SET TASK
Your copy should begin at the line containing "What's the underlying" and end at the last line of the records; transcribe those lines exactly and leave out every picture.

== INFORMATION SHOWN ==

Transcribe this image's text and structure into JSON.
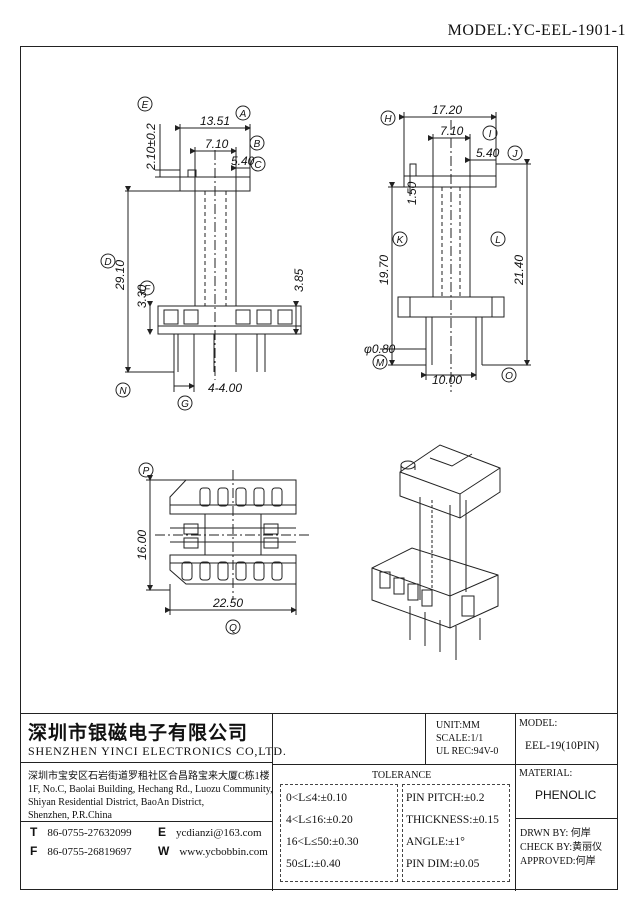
{
  "model_title": "MODEL:YC-EEL-1901-1",
  "drawing": {
    "front_view": {
      "labels": {
        "E": "E",
        "A": "A",
        "B": "B",
        "C": "C",
        "D": "D",
        "F": "F",
        "N": "N",
        "G": "G"
      },
      "dims": {
        "d_2_10": "2.10±0.2",
        "d_13_51": "13.51",
        "d_7_10": "7.10",
        "d_5_40": "5.40",
        "d_29_10": "29.10",
        "d_3_30": "3.30",
        "d_3_85": "3.85",
        "d_4_4_00": "4-4.00"
      }
    },
    "side_view": {
      "labels": {
        "H": "H",
        "I": "I",
        "J": "J",
        "K": "K",
        "L": "L",
        "M": "M",
        "O": "O"
      },
      "dims": {
        "d_17_20": "17.20",
        "d_7_10": "7.10",
        "d_5_40": "5.40",
        "d_1_50": "1.50",
        "d_19_70": "19.70",
        "d_21_40": "21.40",
        "d_0_80": "φ0.80",
        "d_10_00": "10.00"
      }
    },
    "top_view": {
      "labels": {
        "P": "P",
        "Q": "Q"
      },
      "dims": {
        "d_16_00": "16.00",
        "d_22_50": "22.50"
      }
    }
  },
  "title_block": {
    "company_cn": "深圳市银磁电子有限公司",
    "company_en": "SHENZHEN YINCI ELECTRONICS CO,LTD.",
    "address_cn": "深圳市宝安区石岩街道罗租社区合昌路宝来大厦C栋1楼",
    "address_en_1": "1F, No.C, Baolai Building, Hechang Rd., Luozu Community,",
    "address_en_2": "Shiyan Residential District, BaoAn District,",
    "address_en_3": "Shenzhen, P.R.China",
    "tel_letter": "T",
    "tel": "86-0755-27632099",
    "fax_letter": "F",
    "fax": "86-0755-26819697",
    "email_letter": "E",
    "email": "ycdianzi@163.com",
    "web_letter": "W",
    "web": "www.ycbobbin.com",
    "unit": "UNIT:MM",
    "scale": "SCALE:1/1",
    "ul_rec": "UL REC:94V-0",
    "tolerance_title": "TOLERANCE",
    "tolerances": [
      "0<L≤4:±0.10",
      "4<L≤16:±0.20",
      "16<L≤50:±0.30",
      "50≤L:±0.40"
    ],
    "other_tolerances": [
      "PIN PITCH:±0.2",
      "THICKNESS:±0.15",
      "ANGLE:±1°",
      "PIN DIM:±0.05"
    ],
    "model_label": "MODEL:",
    "model_value": "EEL-19(10PIN)",
    "material_label": "MATERIAL:",
    "material_value": "PHENOLIC",
    "drawn_by": "DRWN BY: 何岸",
    "check_by": "CHECK BY:黄丽仪",
    "approved": "APPROVED:何岸"
  }
}
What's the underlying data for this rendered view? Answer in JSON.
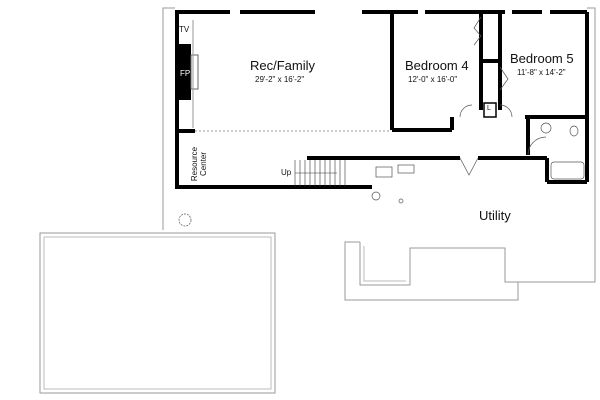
{
  "rooms": {
    "rec": {
      "name": "Rec/Family",
      "dims": "29'-2\" x 16'-2\""
    },
    "bed4": {
      "name": "Bedroom 4",
      "dims": "12'-0\" x 16'-0\""
    },
    "bed5": {
      "name": "Bedroom 5",
      "dims": "11'-8\" x 14'-2\""
    },
    "utility": {
      "name": "Utility"
    },
    "resource": {
      "name": "Resource Center"
    }
  },
  "fixtures": {
    "tv": "TV",
    "fp": "FP",
    "up": "Up",
    "linen": "L"
  },
  "colors": {
    "wall": "#000000",
    "outline": "#999999",
    "background": "#ffffff"
  }
}
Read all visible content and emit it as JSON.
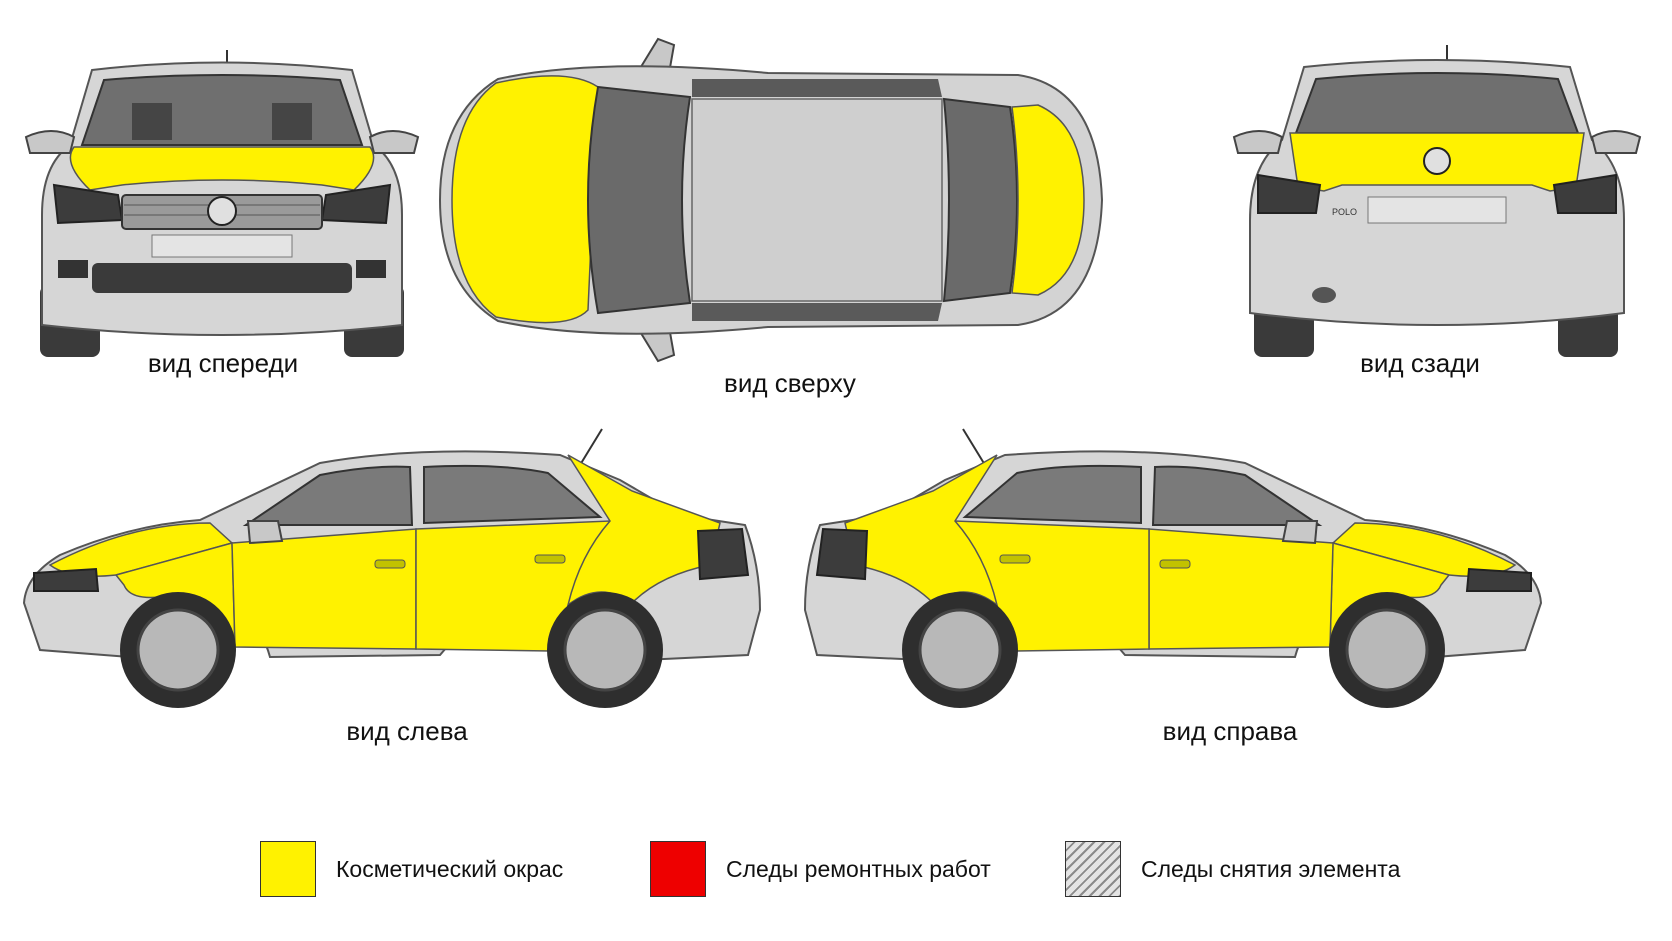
{
  "views": {
    "front": "вид спереди",
    "top": "вид сверху",
    "rear": "вид сзади",
    "left": "вид слева",
    "right": "вид справа"
  },
  "colors": {
    "cosmetic": "#fff200",
    "repair": "#ee0000",
    "body": "#d6d6d6",
    "body_dark": "#4a4a4a",
    "glass": "#7a7a7a"
  },
  "legend": [
    {
      "label": "Косметический окрас",
      "swatch": "yellow"
    },
    {
      "label": "Следы ремонтных работ",
      "swatch": "red"
    },
    {
      "label": "Следы снятия элемента",
      "swatch": "hatched"
    }
  ],
  "badges": {
    "rear_model": "POLO"
  }
}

===

EXERCISE ANSWER
What's the underlying data for this rendered view? Answer in JSON.
{
  "rooms": {
    "rec": {
      "name": "Rec/Family",
      "dims": "29'-2\" x 16'-2\""
    },
    "bed4": {
      "name": "Bedroom 4",
      "dims": "12'-0\" x 16'-0\""
    },
    "bed5": {
      "name": "Bedroom 5",
      "dims": "11'-8\" x 14'-2\""
    },
    "utility": {
      "name": "Utility"
    },
    "resource": {
      "name": "Resource Center"
    }
  },
  "fixtures": {
    "tv": "TV",
    "fp": "FP",
    "up": "Up",
    "linen": "L"
  },
  "colors": {
    "wall": "#000000",
    "outline": "#999999",
    "background": "#ffffff"
  }
}
Read all visible content and emit it as JSON.
{
  "views": {
    "front": "вид спереди",
    "top": "вид сверху",
    "rear": "вид сзади",
    "left": "вид слева",
    "right": "вид справа"
  },
  "colors": {
    "cosmetic": "#fff200",
    "repair": "#ee0000",
    "body": "#d6d6d6",
    "body_dark": "#4a4a4a",
    "glass": "#7a7a7a"
  },
  "legend": [
    {
      "label": "Косметический окрас",
      "swatch": "yellow"
    },
    {
      "label": "Следы ремонтных работ",
      "swatch": "red"
    },
    {
      "label": "Следы снятия элемента",
      "swatch": "hatched"
    }
  ],
  "badges": {
    "rear_model": "POLO"
  }
}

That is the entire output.